● **Exercise aim**
Copy these lines word for word, beginning at the start of the rows and stopping at the line with "Text: 7: 7 xyxy=(282,53,289,63)", both ends included.

Region boundary data:
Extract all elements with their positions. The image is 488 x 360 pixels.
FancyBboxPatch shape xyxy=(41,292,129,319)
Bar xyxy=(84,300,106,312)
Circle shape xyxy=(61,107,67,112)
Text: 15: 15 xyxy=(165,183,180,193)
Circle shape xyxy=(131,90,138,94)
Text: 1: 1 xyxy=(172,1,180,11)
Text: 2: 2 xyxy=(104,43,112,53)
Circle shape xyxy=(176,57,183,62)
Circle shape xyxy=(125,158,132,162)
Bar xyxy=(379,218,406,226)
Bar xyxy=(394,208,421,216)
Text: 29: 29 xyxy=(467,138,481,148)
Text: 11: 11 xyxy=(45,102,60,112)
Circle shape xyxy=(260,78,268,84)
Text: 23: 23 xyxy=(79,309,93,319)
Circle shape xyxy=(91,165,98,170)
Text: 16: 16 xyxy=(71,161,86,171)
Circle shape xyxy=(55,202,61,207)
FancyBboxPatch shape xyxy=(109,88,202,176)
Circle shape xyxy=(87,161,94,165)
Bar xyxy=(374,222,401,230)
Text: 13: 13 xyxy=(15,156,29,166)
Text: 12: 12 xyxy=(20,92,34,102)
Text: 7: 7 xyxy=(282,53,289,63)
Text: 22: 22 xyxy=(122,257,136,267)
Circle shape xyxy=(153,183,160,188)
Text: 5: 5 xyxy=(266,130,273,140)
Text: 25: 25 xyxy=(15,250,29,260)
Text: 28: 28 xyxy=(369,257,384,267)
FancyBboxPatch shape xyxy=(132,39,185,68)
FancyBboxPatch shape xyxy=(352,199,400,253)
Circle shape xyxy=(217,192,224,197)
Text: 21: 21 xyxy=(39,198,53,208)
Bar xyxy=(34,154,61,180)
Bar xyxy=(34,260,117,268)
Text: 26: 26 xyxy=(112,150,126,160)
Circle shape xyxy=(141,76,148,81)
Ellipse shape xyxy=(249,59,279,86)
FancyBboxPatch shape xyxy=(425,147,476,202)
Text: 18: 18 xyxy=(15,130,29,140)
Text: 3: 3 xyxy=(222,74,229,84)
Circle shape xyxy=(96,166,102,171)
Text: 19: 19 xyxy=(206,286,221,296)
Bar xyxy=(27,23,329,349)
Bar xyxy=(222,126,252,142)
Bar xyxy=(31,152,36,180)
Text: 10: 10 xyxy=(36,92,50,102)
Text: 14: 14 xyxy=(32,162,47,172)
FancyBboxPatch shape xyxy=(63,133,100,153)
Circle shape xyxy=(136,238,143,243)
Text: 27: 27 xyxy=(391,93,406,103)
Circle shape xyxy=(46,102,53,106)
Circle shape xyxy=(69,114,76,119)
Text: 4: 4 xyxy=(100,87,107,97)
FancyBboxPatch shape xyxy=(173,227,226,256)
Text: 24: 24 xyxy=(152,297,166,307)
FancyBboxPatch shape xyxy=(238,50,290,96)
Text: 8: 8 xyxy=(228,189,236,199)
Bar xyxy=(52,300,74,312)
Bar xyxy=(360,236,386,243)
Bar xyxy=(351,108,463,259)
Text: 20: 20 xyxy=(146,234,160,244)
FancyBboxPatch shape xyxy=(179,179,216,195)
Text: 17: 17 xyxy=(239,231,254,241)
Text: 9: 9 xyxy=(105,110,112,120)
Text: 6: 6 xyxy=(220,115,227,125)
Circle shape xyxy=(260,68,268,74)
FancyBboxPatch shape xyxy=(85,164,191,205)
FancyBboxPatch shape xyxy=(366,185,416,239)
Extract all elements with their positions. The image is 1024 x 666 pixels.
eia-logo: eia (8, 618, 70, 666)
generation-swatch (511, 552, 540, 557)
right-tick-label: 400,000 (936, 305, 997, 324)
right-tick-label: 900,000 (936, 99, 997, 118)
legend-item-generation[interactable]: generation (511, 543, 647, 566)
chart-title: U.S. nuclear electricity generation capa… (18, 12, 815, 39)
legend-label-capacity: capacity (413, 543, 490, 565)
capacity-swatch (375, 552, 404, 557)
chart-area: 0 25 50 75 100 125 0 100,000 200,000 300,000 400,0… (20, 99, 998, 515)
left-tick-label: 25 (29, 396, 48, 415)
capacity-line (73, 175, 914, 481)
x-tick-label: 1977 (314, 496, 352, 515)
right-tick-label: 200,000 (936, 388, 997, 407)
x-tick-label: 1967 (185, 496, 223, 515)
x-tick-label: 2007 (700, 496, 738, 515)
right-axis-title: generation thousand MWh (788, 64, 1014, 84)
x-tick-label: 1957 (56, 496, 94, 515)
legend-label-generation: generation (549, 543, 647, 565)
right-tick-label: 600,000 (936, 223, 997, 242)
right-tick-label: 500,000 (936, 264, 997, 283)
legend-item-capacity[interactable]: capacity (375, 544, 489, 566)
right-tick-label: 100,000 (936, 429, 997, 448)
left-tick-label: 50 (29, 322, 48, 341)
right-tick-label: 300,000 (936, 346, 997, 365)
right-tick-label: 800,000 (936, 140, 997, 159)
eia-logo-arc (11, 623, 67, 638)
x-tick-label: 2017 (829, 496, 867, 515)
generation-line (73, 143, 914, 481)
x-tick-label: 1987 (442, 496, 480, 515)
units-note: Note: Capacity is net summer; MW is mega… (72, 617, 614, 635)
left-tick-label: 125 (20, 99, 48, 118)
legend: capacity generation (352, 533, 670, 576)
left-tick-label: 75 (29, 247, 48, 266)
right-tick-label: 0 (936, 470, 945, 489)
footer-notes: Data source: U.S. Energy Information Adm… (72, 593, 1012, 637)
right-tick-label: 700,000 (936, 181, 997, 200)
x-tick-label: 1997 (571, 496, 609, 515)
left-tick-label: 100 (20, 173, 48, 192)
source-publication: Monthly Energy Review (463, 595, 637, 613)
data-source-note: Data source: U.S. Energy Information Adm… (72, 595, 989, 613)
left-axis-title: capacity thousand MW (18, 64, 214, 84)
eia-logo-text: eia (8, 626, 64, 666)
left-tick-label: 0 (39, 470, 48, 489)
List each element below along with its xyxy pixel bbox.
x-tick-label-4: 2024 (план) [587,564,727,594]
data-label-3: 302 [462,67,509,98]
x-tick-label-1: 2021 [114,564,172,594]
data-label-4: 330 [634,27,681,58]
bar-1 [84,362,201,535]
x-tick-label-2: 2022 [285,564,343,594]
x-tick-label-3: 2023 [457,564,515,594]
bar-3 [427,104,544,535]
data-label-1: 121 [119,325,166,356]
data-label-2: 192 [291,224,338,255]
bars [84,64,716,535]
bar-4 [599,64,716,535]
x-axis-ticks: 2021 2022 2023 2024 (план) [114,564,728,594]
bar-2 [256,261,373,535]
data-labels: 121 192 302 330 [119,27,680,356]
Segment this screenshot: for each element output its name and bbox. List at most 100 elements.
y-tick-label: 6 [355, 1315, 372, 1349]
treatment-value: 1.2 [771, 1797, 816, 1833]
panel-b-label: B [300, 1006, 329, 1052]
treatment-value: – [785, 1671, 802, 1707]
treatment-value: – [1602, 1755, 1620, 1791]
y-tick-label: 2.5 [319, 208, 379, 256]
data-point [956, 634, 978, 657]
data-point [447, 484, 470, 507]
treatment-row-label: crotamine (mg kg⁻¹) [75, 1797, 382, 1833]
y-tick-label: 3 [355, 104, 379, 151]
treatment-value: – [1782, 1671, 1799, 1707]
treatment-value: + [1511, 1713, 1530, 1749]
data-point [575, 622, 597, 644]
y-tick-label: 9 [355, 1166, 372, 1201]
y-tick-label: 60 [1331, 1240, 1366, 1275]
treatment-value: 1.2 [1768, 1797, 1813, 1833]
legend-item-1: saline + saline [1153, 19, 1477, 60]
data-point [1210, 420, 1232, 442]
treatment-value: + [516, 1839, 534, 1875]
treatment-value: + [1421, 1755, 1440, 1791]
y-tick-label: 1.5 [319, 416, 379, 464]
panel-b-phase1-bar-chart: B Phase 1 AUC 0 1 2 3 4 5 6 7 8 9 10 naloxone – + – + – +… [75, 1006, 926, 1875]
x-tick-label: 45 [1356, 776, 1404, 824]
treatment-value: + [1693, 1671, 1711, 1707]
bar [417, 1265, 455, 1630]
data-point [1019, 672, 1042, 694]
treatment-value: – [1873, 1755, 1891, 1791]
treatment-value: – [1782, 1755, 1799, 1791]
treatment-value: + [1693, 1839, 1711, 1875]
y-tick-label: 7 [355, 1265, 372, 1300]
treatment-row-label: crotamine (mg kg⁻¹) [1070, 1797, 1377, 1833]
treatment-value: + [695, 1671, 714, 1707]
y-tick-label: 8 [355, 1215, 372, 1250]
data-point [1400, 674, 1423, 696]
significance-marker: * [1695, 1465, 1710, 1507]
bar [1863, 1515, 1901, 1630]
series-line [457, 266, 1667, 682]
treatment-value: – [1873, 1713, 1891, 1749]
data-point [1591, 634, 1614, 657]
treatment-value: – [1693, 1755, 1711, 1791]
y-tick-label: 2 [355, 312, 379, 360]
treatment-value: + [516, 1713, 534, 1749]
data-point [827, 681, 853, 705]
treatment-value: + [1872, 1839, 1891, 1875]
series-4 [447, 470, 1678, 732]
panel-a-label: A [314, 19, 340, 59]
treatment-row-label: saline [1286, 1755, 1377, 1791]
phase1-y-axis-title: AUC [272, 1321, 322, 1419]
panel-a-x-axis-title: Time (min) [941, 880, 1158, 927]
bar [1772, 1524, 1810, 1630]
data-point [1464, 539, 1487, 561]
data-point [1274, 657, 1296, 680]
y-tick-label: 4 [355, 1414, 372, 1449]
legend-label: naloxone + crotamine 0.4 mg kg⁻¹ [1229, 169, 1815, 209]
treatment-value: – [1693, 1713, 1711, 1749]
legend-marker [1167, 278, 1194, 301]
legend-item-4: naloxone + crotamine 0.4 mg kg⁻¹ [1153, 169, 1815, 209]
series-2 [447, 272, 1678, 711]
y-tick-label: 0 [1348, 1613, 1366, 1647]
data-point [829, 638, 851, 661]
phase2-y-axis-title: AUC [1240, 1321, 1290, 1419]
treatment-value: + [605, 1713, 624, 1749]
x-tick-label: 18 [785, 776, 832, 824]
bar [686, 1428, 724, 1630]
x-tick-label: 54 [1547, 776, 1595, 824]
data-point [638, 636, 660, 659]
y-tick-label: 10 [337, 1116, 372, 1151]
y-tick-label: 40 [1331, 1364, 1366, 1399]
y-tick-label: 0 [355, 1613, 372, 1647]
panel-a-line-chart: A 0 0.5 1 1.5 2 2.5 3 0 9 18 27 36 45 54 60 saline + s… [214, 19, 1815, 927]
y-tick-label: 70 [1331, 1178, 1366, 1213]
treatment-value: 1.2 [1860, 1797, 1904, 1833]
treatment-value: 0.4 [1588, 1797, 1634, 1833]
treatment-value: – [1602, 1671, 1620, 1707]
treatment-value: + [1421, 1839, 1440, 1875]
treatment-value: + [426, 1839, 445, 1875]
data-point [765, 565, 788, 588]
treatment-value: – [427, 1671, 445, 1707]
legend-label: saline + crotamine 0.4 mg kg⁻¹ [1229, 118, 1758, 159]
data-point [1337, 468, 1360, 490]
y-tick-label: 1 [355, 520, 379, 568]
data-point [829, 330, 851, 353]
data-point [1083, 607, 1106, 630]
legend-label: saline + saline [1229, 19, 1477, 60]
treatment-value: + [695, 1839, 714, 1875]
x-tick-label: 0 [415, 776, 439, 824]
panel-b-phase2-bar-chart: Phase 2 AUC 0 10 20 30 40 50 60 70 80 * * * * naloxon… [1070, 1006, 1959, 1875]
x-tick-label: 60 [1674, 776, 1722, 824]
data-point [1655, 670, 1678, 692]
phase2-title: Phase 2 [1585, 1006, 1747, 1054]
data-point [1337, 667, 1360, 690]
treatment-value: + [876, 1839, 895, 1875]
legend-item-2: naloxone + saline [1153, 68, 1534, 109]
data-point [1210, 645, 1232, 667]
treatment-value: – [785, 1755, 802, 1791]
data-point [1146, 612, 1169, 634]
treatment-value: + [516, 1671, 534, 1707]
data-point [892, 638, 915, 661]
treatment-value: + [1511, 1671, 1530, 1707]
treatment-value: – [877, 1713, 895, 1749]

● **Result**
Extract all elements with their positions. The image is 488 x 360 pixels.
FancyBboxPatch shape xyxy=(41,292,129,319)
Bar xyxy=(84,300,106,312)
Circle shape xyxy=(61,107,67,112)
Text: 15: 15 xyxy=(165,183,180,193)
Circle shape xyxy=(131,90,138,94)
Text: 1: 1 xyxy=(172,1,180,11)
Text: 2: 2 xyxy=(104,43,112,53)
Circle shape xyxy=(176,57,183,62)
Circle shape xyxy=(125,158,132,162)
Bar xyxy=(379,218,406,226)
Bar xyxy=(394,208,421,216)
Text: 29: 29 xyxy=(467,138,481,148)
Text: 11: 11 xyxy=(45,102,60,112)
Circle shape xyxy=(260,78,268,84)
Text: 23: 23 xyxy=(79,309,93,319)
Circle shape xyxy=(91,165,98,170)
Text: 16: 16 xyxy=(71,161,86,171)
Circle shape xyxy=(55,202,61,207)
FancyBboxPatch shape xyxy=(109,88,202,176)
Circle shape xyxy=(87,161,94,165)
Bar xyxy=(374,222,401,230)
Text: 13: 13 xyxy=(15,156,29,166)
Text: 12: 12 xyxy=(20,92,34,102)
Text: 7: 7 xyxy=(282,53,289,63)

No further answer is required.